> **Exercise**:
Extract every line that includes the string "MAIS".

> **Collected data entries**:
==========
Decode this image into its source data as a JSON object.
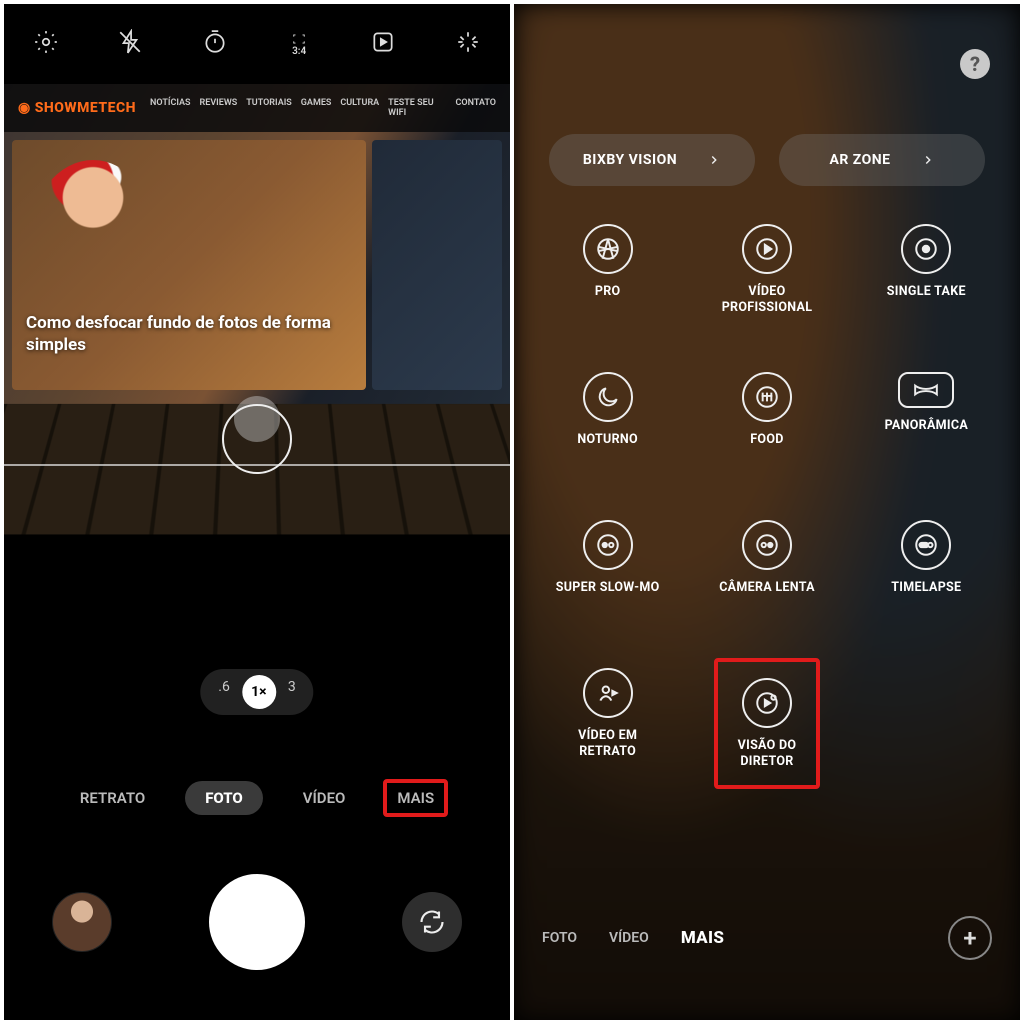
{
  "left": {
    "topbar_icons": [
      "settings-icon",
      "flash-off-icon",
      "timer-icon",
      "aspect-3-4-icon",
      "motion-photo-icon",
      "filters-icon"
    ],
    "aspect_label": "3:4",
    "site_logo": "SHOWMETECH",
    "site_nav": [
      "NOTÍCIAS",
      "REVIEWS",
      "TUTORIAIS",
      "GAMES",
      "CULTURA",
      "TESTE SEU WIFI",
      "CONTATO"
    ],
    "card_title": "Como desfocar fundo de fotos de forma simples",
    "zoom_levels": {
      "wide": ".6",
      "selected": "1×",
      "tele": "3"
    },
    "modes": {
      "items": [
        "RETRATO",
        "FOTO",
        "VÍDEO",
        "MAIS"
      ],
      "selected": "FOTO",
      "highlighted": "MAIS"
    },
    "highlight_color": "#e11b1b"
  },
  "right": {
    "pills": {
      "left": "BIXBY VISION",
      "right": "AR ZONE"
    },
    "grid": [
      {
        "icon": "aperture-icon",
        "label": "PRO"
      },
      {
        "icon": "video-pro-icon",
        "label": "VÍDEO\nPROFISSIONAL"
      },
      {
        "icon": "record-dot-icon",
        "label": "SINGLE TAKE"
      },
      {
        "icon": "moon-icon",
        "label": "NOTURNO"
      },
      {
        "icon": "food-icon",
        "label": "FOOD"
      },
      {
        "icon": "panorama-icon",
        "label": "PANORÂMICA"
      },
      {
        "icon": "slowmo-icon",
        "label": "SUPER SLOW-MO"
      },
      {
        "icon": "slowmo-icon",
        "label": "CÂMERA LENTA"
      },
      {
        "icon": "timelapse-icon",
        "label": "TIMELAPSE"
      },
      {
        "icon": "portrait-vid-icon",
        "label": "VÍDEO EM\nRETRATO"
      },
      {
        "icon": "director-icon",
        "label": "VISÃO DO\nDIRETOR",
        "highlighted": true
      }
    ],
    "footer": {
      "items": [
        "FOTO",
        "VÍDEO",
        "MAIS"
      ],
      "selected": "MAIS"
    }
  }
}
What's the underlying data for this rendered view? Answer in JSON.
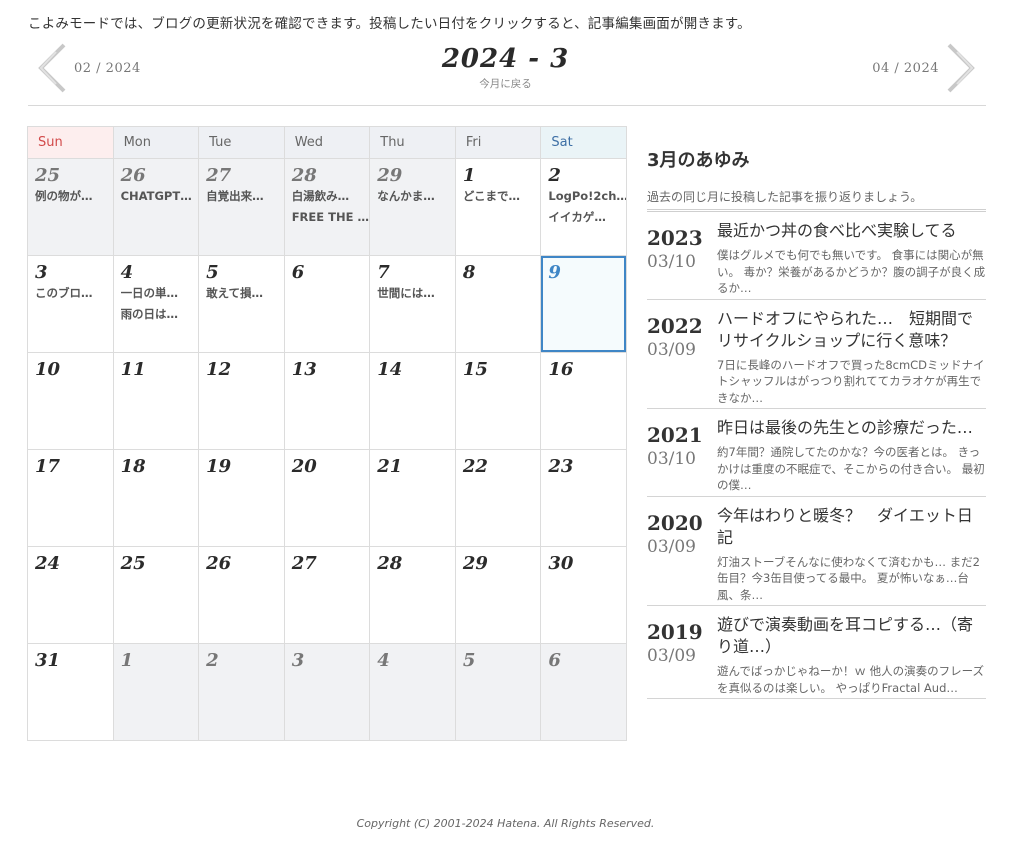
==========
> **Task output**:
        "MAIS"
      "highlighted": "MAIS"
        "MAIS"
      "selected": "MAIS"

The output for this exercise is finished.